» **SHORT PROBLEM**
Write out the items below word for word, starting at the first line and ending at the line that contains "- legend-item[interactable]: Flip Down", with both of those lines included.
-- begin STORED RECORDS --
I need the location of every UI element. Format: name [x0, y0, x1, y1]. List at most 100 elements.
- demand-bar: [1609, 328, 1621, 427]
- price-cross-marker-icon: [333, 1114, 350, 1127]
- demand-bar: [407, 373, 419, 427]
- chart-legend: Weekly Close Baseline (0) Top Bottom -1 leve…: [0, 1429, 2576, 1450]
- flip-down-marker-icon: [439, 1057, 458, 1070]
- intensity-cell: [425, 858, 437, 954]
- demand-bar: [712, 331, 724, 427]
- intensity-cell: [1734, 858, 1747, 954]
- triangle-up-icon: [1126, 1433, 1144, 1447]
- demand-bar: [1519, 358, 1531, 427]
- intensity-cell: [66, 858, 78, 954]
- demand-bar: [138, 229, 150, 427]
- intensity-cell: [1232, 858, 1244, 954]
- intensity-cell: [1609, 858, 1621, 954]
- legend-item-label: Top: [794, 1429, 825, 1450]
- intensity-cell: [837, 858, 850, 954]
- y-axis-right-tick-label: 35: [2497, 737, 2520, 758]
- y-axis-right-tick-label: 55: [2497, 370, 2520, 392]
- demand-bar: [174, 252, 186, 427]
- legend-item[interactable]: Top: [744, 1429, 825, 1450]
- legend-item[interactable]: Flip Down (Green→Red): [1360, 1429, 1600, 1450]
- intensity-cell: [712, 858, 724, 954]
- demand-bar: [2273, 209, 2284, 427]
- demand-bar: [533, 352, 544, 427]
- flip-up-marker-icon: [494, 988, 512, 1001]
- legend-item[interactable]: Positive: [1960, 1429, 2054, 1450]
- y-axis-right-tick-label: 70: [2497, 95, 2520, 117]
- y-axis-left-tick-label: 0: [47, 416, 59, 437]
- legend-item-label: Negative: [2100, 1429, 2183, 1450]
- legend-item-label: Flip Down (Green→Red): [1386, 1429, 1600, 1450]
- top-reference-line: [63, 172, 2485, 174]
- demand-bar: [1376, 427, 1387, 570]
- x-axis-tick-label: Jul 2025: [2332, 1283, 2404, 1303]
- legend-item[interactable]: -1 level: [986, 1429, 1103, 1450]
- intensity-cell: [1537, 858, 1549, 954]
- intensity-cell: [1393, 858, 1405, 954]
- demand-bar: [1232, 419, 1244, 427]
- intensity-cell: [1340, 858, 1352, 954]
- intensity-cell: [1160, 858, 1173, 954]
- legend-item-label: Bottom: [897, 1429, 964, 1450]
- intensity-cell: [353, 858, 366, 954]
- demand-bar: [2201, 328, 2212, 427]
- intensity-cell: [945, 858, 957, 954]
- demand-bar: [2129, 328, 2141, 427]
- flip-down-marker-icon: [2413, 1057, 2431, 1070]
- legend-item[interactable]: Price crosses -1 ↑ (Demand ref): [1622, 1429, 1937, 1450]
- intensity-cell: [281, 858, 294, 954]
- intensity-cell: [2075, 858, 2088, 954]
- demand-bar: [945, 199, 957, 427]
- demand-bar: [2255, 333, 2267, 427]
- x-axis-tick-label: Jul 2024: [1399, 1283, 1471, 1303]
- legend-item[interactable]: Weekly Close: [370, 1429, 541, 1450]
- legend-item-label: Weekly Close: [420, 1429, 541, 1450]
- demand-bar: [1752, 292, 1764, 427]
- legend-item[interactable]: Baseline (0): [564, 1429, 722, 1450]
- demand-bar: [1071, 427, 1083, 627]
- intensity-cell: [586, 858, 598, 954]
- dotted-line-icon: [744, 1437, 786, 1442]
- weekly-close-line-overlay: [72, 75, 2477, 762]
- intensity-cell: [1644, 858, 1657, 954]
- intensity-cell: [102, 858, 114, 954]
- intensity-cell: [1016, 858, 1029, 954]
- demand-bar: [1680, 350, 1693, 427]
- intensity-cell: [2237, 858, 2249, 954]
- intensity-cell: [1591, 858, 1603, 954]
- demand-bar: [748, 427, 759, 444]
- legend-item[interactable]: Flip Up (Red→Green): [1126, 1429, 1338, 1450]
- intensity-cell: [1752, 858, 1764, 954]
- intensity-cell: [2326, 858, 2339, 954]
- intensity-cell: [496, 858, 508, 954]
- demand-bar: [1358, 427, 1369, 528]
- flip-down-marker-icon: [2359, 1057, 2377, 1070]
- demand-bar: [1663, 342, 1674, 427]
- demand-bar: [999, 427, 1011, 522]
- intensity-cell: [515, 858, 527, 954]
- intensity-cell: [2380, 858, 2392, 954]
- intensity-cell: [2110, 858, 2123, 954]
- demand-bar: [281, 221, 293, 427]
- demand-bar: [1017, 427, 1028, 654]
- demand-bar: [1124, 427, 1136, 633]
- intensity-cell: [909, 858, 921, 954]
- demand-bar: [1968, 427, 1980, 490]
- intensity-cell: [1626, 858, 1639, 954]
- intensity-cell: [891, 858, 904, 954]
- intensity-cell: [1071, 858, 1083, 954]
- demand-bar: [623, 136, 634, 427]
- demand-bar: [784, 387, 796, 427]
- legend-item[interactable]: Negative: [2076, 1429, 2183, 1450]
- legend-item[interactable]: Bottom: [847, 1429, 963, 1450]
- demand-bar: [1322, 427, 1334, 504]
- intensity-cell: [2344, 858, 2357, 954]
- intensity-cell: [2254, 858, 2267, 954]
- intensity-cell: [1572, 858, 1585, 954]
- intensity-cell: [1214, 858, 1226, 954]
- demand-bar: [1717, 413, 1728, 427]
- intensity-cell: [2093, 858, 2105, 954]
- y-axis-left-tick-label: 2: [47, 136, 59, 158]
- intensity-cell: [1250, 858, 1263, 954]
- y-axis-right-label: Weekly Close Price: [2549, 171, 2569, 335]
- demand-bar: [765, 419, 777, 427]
-- end STORED RECORDS --
» **WRITTEN RESPONSE**
I need the location of every UI element. Format: name [x0, y0, x1, y1]. List at most 100 elements.
- demand-bar: [1609, 328, 1621, 427]
- price-cross-marker-icon: [333, 1114, 350, 1127]
- demand-bar: [407, 373, 419, 427]
- chart-legend: Weekly Close Baseline (0) Top Bottom -1 leve…: [0, 1429, 2576, 1450]
- flip-down-marker-icon: [439, 1057, 458, 1070]
- intensity-cell: [425, 858, 437, 954]
- demand-bar: [712, 331, 724, 427]
- intensity-cell: [1734, 858, 1747, 954]
- triangle-up-icon: [1126, 1433, 1144, 1447]
- demand-bar: [1519, 358, 1531, 427]
- intensity-cell: [66, 858, 78, 954]
- demand-bar: [138, 229, 150, 427]
- intensity-cell: [1232, 858, 1244, 954]
- intensity-cell: [1609, 858, 1621, 954]
- legend-item-label: Top: [794, 1429, 825, 1450]
- intensity-cell: [837, 858, 850, 954]
- y-axis-right-tick-label: 35: [2497, 737, 2520, 758]
- y-axis-right-tick-label: 55: [2497, 370, 2520, 392]
- demand-bar: [174, 252, 186, 427]
- legend-item[interactable]: Top: [744, 1429, 825, 1450]
- legend-item[interactable]: Flip Down (Green→Red): [1360, 1429, 1600, 1450]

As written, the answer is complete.